--- Record set Enclosed Below ---
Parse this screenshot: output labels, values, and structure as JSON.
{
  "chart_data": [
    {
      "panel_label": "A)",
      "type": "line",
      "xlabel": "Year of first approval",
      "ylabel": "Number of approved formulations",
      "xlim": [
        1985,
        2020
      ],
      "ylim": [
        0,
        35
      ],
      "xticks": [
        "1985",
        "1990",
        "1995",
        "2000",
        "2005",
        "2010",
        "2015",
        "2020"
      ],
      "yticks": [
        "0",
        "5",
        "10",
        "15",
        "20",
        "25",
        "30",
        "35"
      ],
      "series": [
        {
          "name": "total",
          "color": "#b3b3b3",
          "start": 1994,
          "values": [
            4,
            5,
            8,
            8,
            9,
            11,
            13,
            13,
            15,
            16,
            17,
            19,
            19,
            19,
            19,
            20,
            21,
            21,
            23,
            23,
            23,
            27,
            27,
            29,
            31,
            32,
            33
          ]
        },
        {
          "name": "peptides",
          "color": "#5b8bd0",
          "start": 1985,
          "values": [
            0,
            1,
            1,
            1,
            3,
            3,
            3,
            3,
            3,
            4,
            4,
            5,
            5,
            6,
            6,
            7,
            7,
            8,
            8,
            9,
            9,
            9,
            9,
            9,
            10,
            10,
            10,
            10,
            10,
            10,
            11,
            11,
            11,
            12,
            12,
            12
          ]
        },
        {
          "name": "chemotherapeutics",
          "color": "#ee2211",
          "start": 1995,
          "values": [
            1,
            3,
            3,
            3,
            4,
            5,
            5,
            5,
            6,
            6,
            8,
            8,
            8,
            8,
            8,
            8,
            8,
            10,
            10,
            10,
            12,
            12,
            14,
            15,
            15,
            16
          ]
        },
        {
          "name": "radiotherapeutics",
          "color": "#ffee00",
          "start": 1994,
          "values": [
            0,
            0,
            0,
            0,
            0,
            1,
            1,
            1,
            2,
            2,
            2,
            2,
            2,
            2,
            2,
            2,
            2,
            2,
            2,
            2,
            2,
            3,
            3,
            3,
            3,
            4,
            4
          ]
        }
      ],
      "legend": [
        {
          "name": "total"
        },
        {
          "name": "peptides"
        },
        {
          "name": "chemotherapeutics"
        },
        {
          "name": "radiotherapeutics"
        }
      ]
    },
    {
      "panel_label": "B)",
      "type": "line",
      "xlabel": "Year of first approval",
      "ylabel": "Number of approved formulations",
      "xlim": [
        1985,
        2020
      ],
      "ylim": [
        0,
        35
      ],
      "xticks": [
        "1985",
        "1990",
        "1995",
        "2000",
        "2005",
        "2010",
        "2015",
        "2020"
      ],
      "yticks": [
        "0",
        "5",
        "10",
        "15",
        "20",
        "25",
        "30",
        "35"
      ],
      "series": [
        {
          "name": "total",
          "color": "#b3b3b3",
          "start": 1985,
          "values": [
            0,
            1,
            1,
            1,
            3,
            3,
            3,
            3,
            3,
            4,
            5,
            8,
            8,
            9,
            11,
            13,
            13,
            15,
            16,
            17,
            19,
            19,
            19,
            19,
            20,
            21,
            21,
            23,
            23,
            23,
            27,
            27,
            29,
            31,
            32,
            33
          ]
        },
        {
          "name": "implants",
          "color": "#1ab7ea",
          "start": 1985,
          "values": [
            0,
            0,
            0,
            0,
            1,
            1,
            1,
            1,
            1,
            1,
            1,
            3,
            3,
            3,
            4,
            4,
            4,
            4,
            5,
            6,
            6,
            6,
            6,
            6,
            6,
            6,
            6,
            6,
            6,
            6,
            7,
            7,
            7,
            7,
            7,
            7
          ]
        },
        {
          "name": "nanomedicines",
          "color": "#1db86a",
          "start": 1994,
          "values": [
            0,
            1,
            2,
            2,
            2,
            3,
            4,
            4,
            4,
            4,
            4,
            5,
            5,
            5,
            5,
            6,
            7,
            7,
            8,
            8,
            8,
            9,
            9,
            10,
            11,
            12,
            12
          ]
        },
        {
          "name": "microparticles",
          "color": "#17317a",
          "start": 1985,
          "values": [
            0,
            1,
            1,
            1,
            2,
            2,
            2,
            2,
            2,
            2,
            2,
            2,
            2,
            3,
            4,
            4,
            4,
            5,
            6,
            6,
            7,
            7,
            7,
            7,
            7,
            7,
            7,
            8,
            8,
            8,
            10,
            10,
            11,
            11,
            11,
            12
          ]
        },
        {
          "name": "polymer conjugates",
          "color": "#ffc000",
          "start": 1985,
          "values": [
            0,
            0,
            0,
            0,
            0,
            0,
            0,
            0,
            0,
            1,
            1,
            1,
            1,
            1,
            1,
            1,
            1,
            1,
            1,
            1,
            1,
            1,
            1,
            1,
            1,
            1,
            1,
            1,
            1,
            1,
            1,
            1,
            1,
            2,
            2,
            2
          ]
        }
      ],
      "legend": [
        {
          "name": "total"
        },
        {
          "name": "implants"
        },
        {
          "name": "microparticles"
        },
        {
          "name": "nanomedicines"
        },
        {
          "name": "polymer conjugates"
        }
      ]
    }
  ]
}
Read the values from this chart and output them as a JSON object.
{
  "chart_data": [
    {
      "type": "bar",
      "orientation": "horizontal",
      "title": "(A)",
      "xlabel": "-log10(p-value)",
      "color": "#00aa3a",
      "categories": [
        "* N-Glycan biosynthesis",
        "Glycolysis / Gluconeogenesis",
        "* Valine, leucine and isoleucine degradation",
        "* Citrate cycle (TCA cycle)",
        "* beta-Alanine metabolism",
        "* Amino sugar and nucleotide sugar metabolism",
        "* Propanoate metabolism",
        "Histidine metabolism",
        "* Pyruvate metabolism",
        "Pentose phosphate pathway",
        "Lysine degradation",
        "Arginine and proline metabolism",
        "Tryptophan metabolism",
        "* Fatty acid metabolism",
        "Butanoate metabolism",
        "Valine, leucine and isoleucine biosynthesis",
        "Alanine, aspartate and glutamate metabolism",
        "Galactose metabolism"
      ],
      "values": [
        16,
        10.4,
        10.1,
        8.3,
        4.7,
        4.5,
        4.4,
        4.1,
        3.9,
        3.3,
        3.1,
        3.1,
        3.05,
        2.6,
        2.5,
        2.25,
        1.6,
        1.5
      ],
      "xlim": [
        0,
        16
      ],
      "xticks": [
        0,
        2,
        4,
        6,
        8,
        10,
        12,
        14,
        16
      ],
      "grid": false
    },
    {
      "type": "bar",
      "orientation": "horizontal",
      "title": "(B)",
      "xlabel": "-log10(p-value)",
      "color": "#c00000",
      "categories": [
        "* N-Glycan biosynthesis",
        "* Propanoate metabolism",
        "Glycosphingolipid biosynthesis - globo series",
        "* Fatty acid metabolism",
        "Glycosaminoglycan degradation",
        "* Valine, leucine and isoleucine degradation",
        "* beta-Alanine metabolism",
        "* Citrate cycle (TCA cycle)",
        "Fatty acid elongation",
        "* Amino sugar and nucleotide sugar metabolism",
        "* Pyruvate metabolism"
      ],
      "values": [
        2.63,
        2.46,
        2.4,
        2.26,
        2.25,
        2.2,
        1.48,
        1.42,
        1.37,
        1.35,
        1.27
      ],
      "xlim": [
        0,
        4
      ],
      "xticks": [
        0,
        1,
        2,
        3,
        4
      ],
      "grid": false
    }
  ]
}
--- End of Enclosed Record set ---
• Exercise
For every line of the material that holds the word "conjugates", make a copy.

• Answer to this exercise
          "name": "polymer conjugates",
          "name": "polymer conjugates"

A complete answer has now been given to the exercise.